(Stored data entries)
──────

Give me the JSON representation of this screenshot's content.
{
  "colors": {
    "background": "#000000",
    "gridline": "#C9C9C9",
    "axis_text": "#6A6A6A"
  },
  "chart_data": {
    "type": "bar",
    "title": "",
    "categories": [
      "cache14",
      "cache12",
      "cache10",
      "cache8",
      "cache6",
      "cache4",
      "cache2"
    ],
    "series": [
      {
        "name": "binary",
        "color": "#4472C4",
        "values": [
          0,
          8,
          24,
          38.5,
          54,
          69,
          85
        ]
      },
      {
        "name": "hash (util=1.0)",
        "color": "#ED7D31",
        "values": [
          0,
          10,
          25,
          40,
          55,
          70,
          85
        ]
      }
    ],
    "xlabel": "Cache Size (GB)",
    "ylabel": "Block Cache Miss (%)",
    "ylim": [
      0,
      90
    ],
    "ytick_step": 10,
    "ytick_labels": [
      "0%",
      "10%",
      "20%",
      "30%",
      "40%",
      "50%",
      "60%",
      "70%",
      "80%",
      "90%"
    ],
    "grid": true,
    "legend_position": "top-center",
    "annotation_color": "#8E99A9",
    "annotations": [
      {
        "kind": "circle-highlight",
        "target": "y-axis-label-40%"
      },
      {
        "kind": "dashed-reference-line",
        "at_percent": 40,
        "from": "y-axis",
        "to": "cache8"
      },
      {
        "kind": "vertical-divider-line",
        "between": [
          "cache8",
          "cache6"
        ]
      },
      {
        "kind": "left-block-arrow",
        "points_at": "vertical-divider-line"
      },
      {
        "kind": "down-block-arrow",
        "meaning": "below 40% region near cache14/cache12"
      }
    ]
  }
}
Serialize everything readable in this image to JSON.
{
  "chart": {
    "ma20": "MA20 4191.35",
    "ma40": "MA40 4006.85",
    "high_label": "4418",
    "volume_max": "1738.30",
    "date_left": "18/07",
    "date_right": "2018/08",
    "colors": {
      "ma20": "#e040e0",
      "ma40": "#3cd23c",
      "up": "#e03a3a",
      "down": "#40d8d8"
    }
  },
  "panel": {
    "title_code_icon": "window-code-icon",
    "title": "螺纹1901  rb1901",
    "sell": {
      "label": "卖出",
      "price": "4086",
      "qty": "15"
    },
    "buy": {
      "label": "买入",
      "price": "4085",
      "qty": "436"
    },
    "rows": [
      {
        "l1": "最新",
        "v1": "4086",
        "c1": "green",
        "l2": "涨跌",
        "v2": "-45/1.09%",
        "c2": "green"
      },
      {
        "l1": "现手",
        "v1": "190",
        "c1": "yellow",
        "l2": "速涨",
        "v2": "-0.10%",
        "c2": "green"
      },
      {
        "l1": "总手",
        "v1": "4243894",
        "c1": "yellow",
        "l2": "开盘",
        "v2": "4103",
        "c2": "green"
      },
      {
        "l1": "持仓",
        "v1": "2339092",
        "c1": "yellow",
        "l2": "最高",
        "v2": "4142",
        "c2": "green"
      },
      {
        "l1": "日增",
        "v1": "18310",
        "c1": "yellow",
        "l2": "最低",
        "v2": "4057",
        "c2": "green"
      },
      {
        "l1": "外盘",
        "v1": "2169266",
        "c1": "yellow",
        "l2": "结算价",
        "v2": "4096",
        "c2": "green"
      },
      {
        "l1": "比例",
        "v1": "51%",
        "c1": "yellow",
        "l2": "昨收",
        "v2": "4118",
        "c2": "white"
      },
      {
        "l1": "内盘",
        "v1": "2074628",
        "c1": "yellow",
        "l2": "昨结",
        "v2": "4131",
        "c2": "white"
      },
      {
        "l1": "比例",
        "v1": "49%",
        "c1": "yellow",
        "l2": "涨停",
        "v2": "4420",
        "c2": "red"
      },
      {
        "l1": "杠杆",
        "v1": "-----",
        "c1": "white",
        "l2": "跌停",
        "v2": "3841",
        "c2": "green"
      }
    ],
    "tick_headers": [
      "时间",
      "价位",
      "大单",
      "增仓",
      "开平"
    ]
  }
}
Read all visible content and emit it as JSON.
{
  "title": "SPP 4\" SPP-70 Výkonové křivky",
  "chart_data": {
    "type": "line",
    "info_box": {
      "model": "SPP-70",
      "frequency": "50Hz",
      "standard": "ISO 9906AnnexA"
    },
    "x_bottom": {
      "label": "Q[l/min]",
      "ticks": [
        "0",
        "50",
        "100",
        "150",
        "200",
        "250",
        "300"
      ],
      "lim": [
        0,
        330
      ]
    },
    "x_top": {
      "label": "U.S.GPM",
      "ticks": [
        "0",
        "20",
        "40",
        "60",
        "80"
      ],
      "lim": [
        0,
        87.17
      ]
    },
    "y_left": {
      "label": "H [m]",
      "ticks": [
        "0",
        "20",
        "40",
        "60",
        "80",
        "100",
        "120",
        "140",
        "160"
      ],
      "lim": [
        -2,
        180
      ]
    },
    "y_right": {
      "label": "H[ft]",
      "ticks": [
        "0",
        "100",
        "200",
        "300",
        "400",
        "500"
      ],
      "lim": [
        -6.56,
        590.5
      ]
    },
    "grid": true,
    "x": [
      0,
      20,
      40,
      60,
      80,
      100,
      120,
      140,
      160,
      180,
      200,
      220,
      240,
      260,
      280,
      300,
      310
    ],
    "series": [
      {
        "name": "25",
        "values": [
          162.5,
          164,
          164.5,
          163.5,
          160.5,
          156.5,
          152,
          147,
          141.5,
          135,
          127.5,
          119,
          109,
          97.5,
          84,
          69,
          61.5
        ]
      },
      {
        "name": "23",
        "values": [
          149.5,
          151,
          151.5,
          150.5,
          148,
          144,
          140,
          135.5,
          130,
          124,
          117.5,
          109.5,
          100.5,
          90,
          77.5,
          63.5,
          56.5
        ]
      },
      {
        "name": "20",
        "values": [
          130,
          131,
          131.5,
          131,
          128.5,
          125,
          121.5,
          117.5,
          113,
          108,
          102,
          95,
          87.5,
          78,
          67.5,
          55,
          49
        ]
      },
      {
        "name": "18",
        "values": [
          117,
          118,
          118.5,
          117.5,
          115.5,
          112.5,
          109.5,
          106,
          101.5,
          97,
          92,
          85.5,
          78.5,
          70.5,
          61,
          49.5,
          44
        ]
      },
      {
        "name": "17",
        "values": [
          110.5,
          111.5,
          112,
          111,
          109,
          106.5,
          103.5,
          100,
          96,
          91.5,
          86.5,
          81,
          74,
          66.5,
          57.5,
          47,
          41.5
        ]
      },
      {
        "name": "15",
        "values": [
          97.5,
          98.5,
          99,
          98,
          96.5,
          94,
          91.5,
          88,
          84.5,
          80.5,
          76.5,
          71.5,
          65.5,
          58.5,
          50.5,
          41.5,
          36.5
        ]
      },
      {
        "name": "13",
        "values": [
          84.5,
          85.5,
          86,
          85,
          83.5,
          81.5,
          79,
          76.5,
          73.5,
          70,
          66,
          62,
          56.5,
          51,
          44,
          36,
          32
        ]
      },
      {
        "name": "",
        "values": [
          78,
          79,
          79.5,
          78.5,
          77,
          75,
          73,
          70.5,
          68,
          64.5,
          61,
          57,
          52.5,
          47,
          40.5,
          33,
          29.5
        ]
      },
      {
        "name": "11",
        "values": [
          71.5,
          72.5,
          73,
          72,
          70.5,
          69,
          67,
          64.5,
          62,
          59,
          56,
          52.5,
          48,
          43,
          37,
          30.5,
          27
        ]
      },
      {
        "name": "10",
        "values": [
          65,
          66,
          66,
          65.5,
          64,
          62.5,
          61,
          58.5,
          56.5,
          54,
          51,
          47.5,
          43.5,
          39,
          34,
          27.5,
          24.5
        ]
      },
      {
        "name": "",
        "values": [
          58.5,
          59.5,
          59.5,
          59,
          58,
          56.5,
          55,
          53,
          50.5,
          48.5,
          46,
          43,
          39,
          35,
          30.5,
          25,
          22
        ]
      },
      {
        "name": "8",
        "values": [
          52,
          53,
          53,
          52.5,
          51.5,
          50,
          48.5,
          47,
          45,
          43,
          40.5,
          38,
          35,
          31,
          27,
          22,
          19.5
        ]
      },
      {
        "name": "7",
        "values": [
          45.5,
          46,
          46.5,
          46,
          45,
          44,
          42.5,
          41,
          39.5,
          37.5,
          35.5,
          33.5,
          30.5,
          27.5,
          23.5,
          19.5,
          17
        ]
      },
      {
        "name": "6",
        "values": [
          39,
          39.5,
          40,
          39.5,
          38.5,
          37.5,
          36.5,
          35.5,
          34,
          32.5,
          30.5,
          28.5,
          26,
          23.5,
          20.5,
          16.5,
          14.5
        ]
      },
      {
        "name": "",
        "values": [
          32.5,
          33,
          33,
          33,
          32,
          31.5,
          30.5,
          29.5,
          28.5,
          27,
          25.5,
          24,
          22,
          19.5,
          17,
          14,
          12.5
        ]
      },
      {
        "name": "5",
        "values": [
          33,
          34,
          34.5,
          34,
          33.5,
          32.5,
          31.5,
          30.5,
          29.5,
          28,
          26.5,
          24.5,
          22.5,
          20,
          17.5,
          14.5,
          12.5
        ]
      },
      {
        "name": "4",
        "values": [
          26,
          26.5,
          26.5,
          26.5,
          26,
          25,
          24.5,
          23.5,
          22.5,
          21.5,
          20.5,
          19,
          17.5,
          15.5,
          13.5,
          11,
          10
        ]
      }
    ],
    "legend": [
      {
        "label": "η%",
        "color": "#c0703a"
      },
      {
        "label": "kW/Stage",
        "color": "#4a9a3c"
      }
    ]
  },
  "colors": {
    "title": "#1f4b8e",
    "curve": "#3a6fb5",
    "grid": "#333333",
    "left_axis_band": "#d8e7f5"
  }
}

──────

Copy each line of the listing in which the word "content" can be found.

Give me the JSON representation of this screenshot's content.
Read all visible content and emit it as JSON.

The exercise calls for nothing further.